• Task details
Work out how many lines in the data hold the word "графічного", and reply with that number only.

Data entries
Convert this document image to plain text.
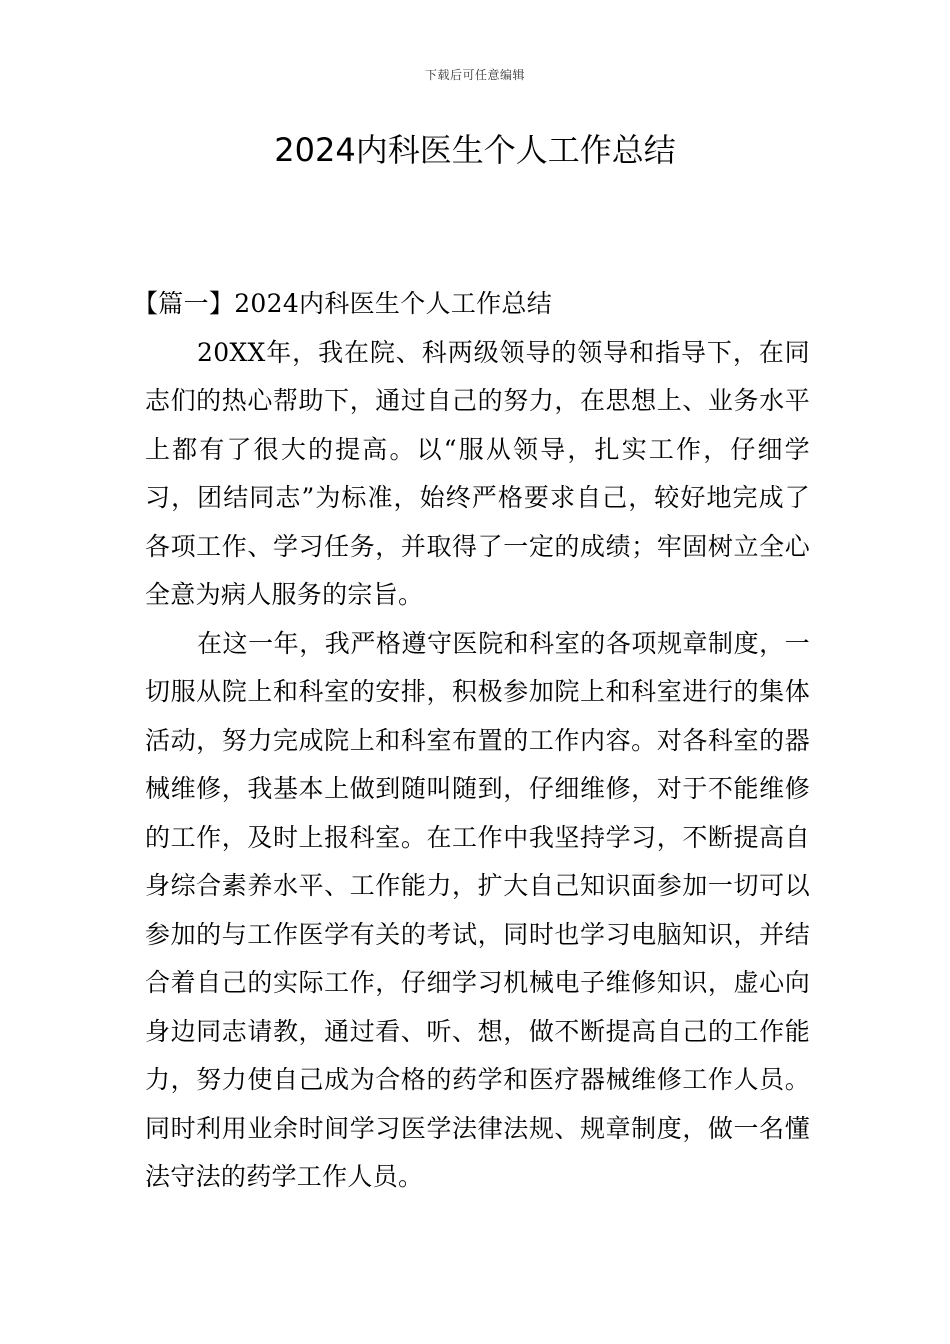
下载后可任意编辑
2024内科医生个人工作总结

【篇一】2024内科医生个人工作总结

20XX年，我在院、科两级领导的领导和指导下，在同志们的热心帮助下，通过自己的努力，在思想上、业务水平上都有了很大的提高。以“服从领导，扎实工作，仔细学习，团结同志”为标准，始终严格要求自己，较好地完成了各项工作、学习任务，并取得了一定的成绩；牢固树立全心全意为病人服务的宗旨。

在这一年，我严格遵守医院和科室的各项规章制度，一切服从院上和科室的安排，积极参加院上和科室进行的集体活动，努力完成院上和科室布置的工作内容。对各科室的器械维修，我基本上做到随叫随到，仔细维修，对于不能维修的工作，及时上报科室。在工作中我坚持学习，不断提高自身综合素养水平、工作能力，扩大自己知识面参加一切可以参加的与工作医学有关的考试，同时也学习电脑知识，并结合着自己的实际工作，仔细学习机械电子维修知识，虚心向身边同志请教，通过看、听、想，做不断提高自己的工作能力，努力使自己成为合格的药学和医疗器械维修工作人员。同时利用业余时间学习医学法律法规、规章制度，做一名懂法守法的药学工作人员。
...
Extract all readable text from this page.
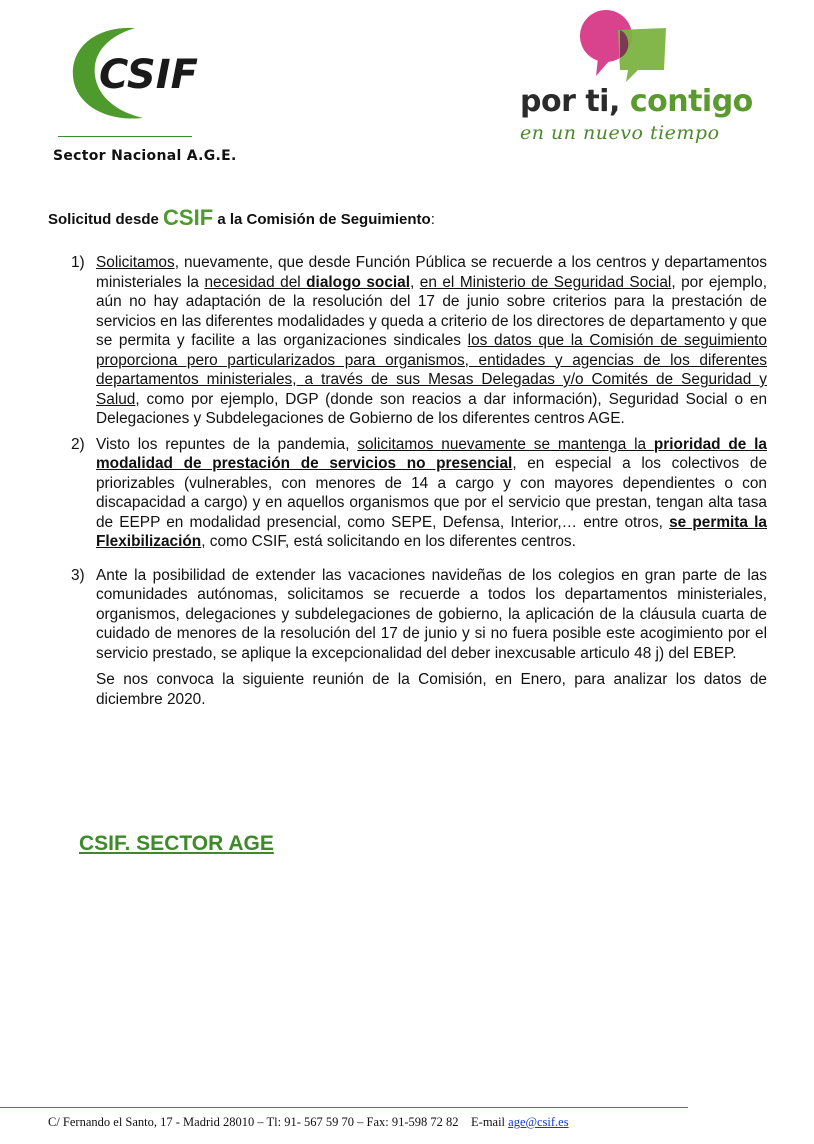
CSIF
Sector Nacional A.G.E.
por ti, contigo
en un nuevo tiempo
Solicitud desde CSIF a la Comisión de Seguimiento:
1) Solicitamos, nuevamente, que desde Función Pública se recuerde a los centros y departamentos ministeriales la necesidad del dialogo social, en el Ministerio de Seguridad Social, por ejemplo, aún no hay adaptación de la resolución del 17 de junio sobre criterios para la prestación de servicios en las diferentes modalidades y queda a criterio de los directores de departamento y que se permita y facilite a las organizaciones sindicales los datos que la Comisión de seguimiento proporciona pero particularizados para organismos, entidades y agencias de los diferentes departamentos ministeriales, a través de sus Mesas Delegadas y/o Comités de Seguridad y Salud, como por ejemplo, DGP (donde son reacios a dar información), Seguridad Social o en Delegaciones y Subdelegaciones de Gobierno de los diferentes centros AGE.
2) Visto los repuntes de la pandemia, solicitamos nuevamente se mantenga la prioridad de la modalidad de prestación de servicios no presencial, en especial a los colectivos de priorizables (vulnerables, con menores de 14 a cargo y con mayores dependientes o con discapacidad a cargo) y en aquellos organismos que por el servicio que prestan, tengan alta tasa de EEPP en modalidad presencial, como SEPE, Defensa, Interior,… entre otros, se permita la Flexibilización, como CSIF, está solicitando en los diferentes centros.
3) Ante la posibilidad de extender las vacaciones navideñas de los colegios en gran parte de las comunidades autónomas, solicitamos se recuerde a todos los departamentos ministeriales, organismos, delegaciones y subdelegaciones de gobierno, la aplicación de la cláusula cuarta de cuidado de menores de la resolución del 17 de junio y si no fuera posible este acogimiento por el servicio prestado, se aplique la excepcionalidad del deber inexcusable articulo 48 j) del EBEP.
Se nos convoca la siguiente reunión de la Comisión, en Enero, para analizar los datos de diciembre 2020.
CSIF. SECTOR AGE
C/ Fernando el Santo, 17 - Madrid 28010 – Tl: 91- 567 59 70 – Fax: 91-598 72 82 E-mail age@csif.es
---
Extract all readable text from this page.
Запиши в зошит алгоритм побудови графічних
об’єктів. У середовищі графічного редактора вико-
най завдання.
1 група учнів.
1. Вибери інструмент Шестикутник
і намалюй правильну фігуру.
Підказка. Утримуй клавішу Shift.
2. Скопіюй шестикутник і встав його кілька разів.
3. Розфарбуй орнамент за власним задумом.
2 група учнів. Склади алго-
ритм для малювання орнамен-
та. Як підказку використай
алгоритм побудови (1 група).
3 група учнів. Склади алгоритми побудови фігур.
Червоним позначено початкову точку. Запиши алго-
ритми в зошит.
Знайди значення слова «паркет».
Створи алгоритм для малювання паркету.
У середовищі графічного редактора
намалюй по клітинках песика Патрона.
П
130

• Result for this task
2